◆ Task details ◆
Quote the entries in full, character for character, without their images.

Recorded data
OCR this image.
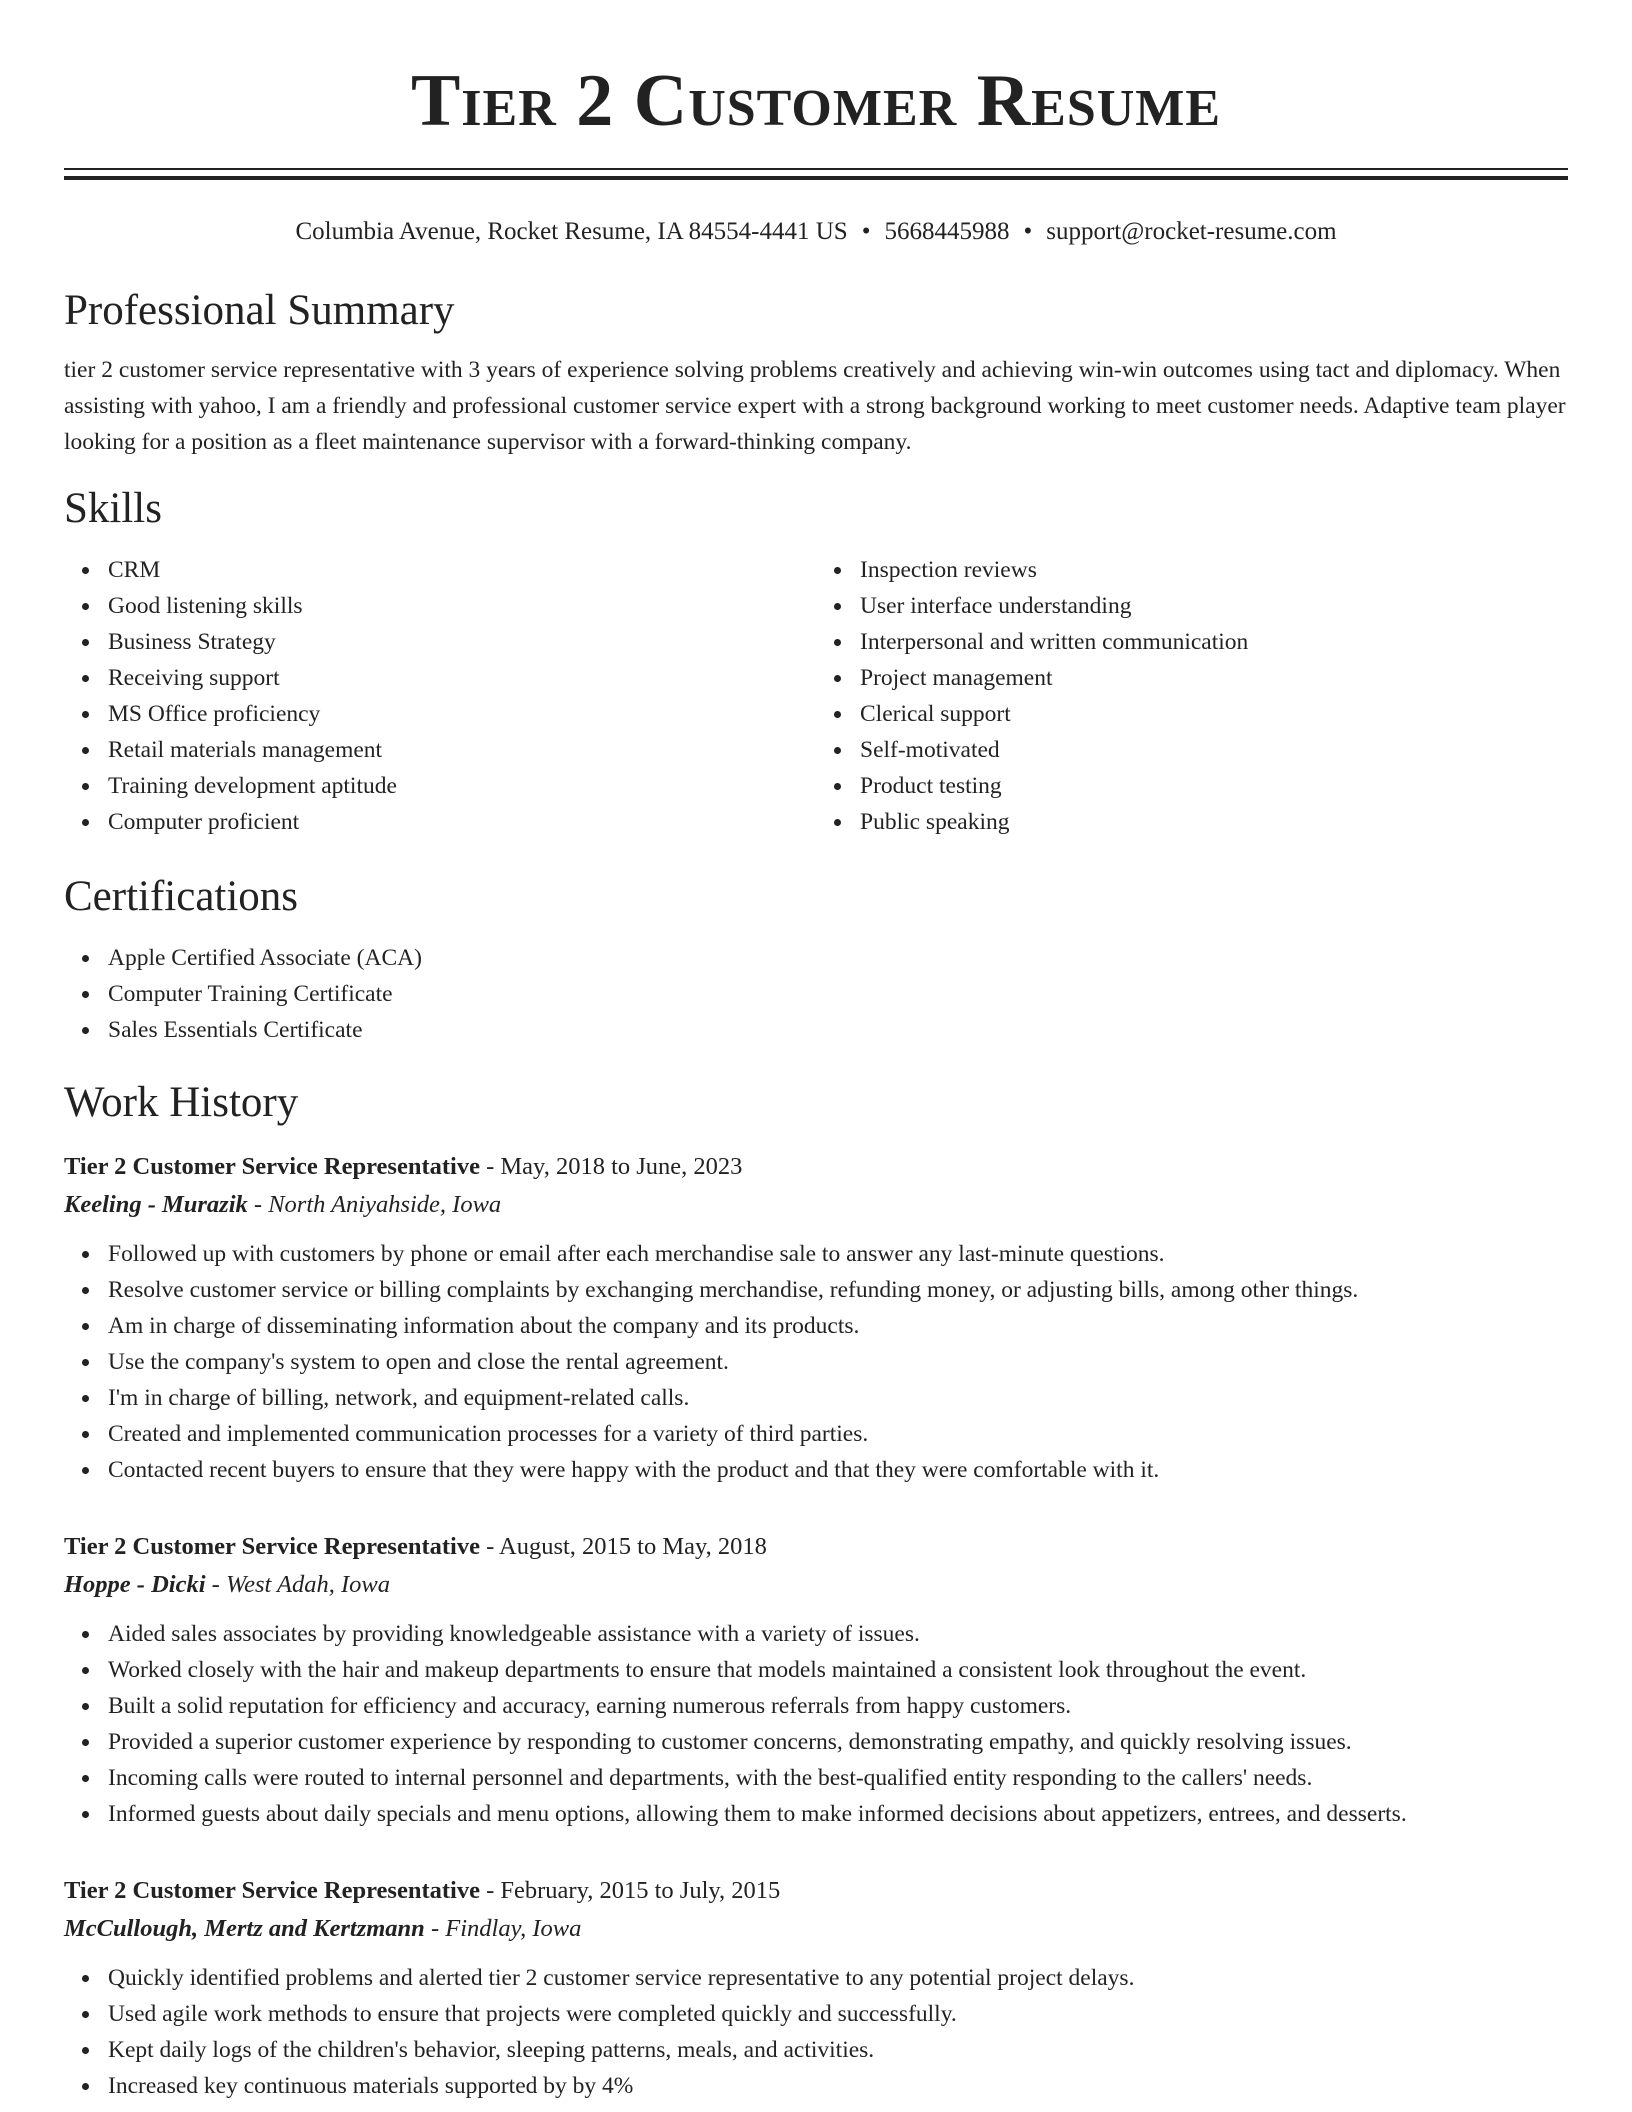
Tier 2 Customer Resume
Columbia Avenue, Rocket Resume, IA 84554-4441 US • 5668445988 • support@rocket-resume.com
Professional Summary

tier 2 customer service representative with 3 years of experience solving problems creatively and achieving win-win outcomes using tact and diplomacy. When assisting with yahoo, I am a friendly and professional customer service expert with a strong background working to meet customer needs. Adaptive team player looking for a position as a fleet maintenance supervisor with a forward-thinking company.

Skills
CRM
Good listening skills
Business Strategy
Receiving support
MS Office proficiency
Retail materials management
Training development aptitude
Computer proficient
Inspection reviews
User interface understanding
Interpersonal and written communication
Project management
Clerical support
Self-motivated
Product testing
Public speaking
Certifications
Apple Certified Associate (ACA)
Computer Training Certificate
Sales Essentials Certificate
Work History
Tier 2 Customer Service Representative - May, 2018 to June, 2023
Keeling - Murazik - North Aniyahside, Iowa
Followed up with customers by phone or email after each merchandise sale to answer any last-minute questions.
Resolve customer service or billing complaints by exchanging merchandise, refunding money, or adjusting bills, among other things.
Am in charge of disseminating information about the company and its products.
Use the company's system to open and close the rental agreement.
I'm in charge of billing, network, and equipment-related calls.
Created and implemented communication processes for a variety of third parties.
Contacted recent buyers to ensure that they were happy with the product and that they were comfortable with it.
Tier 2 Customer Service Representative - August, 2015 to May, 2018
Hoppe - Dicki - West Adah, Iowa
Aided sales associates by providing knowledgeable assistance with a variety of issues.
Worked closely with the hair and makeup departments to ensure that models maintained a consistent look throughout the event.
Built a solid reputation for efficiency and accuracy, earning numerous referrals from happy customers.
Provided a superior customer experience by responding to customer concerns, demonstrating empathy, and quickly resolving issues.
Incoming calls were routed to internal personnel and departments, with the best-qualified entity responding to the callers' needs.
Informed guests about daily specials and menu options, allowing them to make informed decisions about appetizers, entrees, and desserts.
Tier 2 Customer Service Representative - February, 2015 to July, 2015
McCullough, Mertz and Kertzmann - Findlay, Iowa
Quickly identified problems and alerted tier 2 customer service representative to any potential project delays.
Used agile work methods to ensure that projects were completed quickly and successfully.
Kept daily logs of the children's behavior, sleeping patterns, meals, and activities.
Increased key continuous materials supported by by 4%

◆ The result ◆
OCR this image.
Tier 2 Customer Resume
Columbia Avenue, Rocket Resume, IA 84554-4441 US • 5668445988 • support@rocket-resume.com
Professional Summary

tier 2 customer service representative with 3 years of experience solving problems creatively and achieving win-win outcomes using tact and diplomacy. When assisting with yahoo, I am a friendly and professional customer service expert with a strong background working to meet customer needs. Adaptive team player looking for a position as a fleet maintenance supervisor with a forward-thinking company.

Skills
CRM
Good listening skills
Business Strategy
Receiving support
MS Office proficiency
Retail materials management
Training development aptitude
Computer proficient
Inspection reviews
User interface understanding
Interpersonal and written communication
Project management
Clerical support
Self-motivated
Product testing
Public speaking
Certifications
Apple Certified Associate (ACA)
Computer Training Certificate
Sales Essentials Certificate
Work History
Tier 2 Customer Service Representative - May, 2018 to June, 2023
Keeling - Murazik - North Aniyahside, Iowa
Followed up with customers by phone or email after each merchandise sale to answer any last-minute questions.
Resolve customer service or billing complaints by exchanging merchandise, refunding money, or adjusting bills, among other things.
Am in charge of disseminating information about the company and its products.
Use the company's system to open and close the rental agreement.
I'm in charge of billing, network, and equipment-related calls.
Created and implemented communication processes for a variety of third parties.
Contacted recent buyers to ensure that they were happy with the product and that they were comfortable with it.
Tier 2 Customer Service Representative - August, 2015 to May, 2018
Hoppe - Dicki - West Adah, Iowa
Aided sales associates by providing knowledgeable assistance with a variety of issues.
Worked closely with the hair and makeup departments to ensure that models maintained a consistent look throughout the event.
Built a solid reputation for efficiency and accuracy, earning numerous referrals from happy customers.
Provided a superior customer experience by responding to customer concerns, demonstrating empathy, and quickly resolving issues.
Incoming calls were routed to internal personnel and departments, with the best-qualified entity responding to the callers' needs.
Informed guests about daily specials and menu options, allowing them to make informed decisions about appetizers, entrees, and desserts.
Tier 2 Customer Service Representative - February, 2015 to July, 2015
McCullough, Mertz and Kertzmann - Findlay, Iowa
Quickly identified problems and alerted tier 2 customer service representative to any potential project delays.
Used agile work methods to ensure that projects were completed quickly and successfully.
Kept daily logs of the children's behavior, sleeping patterns, meals, and activities.
Increased key continuous materials supported by by 4%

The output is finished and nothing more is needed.